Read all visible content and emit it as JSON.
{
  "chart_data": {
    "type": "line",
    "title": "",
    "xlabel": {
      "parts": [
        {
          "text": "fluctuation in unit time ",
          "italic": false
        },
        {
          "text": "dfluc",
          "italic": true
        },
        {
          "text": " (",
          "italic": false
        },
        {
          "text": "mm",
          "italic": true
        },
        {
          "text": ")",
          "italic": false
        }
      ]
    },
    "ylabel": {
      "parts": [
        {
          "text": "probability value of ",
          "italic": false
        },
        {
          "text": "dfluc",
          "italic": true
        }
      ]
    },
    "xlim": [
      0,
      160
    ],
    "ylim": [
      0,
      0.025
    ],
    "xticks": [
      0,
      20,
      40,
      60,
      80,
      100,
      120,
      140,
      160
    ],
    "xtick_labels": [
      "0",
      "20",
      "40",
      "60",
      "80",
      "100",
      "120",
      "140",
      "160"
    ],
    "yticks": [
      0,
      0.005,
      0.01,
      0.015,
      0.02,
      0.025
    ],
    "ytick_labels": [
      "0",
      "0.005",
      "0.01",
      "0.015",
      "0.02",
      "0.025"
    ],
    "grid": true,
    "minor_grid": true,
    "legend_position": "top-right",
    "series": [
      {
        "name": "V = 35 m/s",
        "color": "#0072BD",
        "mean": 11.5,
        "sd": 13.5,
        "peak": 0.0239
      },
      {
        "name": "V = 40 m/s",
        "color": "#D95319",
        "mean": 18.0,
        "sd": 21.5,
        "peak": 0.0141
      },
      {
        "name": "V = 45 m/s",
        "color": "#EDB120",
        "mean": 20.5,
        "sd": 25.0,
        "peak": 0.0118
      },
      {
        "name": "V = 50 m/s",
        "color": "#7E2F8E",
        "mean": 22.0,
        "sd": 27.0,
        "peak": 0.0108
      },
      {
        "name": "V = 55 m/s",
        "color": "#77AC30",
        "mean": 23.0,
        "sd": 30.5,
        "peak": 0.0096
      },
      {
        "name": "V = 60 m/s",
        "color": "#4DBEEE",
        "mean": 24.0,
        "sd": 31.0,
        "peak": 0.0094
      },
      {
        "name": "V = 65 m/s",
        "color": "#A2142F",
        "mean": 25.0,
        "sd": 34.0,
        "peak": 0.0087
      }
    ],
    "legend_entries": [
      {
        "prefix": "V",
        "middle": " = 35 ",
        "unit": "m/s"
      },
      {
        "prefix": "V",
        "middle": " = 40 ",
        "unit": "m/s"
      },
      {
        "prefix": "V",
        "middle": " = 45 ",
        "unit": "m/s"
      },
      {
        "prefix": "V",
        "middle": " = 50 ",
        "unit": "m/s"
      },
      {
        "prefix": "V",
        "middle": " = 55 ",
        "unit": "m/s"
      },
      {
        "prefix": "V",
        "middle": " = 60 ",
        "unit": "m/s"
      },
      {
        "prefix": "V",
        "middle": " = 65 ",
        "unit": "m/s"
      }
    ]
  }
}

Task to carry out
Exactly reproduce the material above.

The response
Read all visible content and emit it as JSON.
{
  "chart_data": {
    "type": "line",
    "title": "",
    "xlabel": {
      "parts": [
        {
          "text": "fluctuation in unit time ",
          "italic": false
        },
        {
          "text": "dfluc",
          "italic": true
        },
        {
          "text": " (",
          "italic": false
        },
        {
          "text": "mm",
          "italic": true
        },
        {
          "text": ")",
          "italic": false
        }
      ]
    },
    "ylabel": {
      "parts": [
        {
          "text": "probability value of ",
          "italic": false
        },
        {
          "text": "dfluc",
          "italic": true
        }
      ]
    },
    "xlim": [
      0,
      160
    ],
    "ylim": [
      0,
      0.025
    ],
    "xticks": [
      0,
      20,
      40,
      60,
      80,
      100,
      120,
      140,
      160
    ],
    "xtick_labels": [
      "0",
      "20",
      "40",
      "60",
      "80",
      "100",
      "120",
      "140",
      "160"
    ],
    "yticks": [
      0,
      0.005,
      0.01,
      0.015,
      0.02,
      0.025
    ],
    "ytick_labels": [
      "0",
      "0.005",
      "0.01",
      "0.015",
      "0.02",
      "0.025"
    ],
    "grid": true,
    "minor_grid": true,
    "legend_position": "top-right",
    "series": [
      {
        "name": "V = 35 m/s",
        "color": "#0072BD",
        "mean": 11.5,
        "sd": 13.5,
        "peak": 0.0239
      },
      {
        "name": "V = 40 m/s",
        "color": "#D95319",
        "mean": 18.0,
        "sd": 21.5,
        "peak": 0.0141
      },
      {
        "name": "V = 45 m/s",
        "color": "#EDB120",
        "mean": 20.5,
        "sd": 25.0,
        "peak": 0.0118
      },
      {
        "name": "V = 50 m/s",
        "color": "#7E2F8E",
        "mean": 22.0,
        "sd": 27.0,
        "peak": 0.0108
      },
      {
        "name": "V = 55 m/s",
        "color": "#77AC30",
        "mean": 23.0,
        "sd": 30.5,
        "peak": 0.0096
      },
      {
        "name": "V = 60 m/s",
        "color": "#4DBEEE",
        "mean": 24.0,
        "sd": 31.0,
        "peak": 0.0094
      },
      {
        "name": "V = 65 m/s",
        "color": "#A2142F",
        "mean": 25.0,
        "sd": 34.0,
        "peak": 0.0087
      }
    ],
    "legend_entries": [
      {
        "prefix": "V",
        "middle": " = 35 ",
        "unit": "m/s"
      },
      {
        "prefix": "V",
        "middle": " = 40 ",
        "unit": "m/s"
      },
      {
        "prefix": "V",
        "middle": " = 45 ",
        "unit": "m/s"
      },
      {
        "prefix": "V",
        "middle": " = 50 ",
        "unit": "m/s"
      },
      {
        "prefix": "V",
        "middle": " = 55 ",
        "unit": "m/s"
      },
      {
        "prefix": "V",
        "middle": " = 60 ",
        "unit": "m/s"
      },
      {
        "prefix": "V",
        "middle": " = 65 ",
        "unit": "m/s"
      }
    ]
  }
}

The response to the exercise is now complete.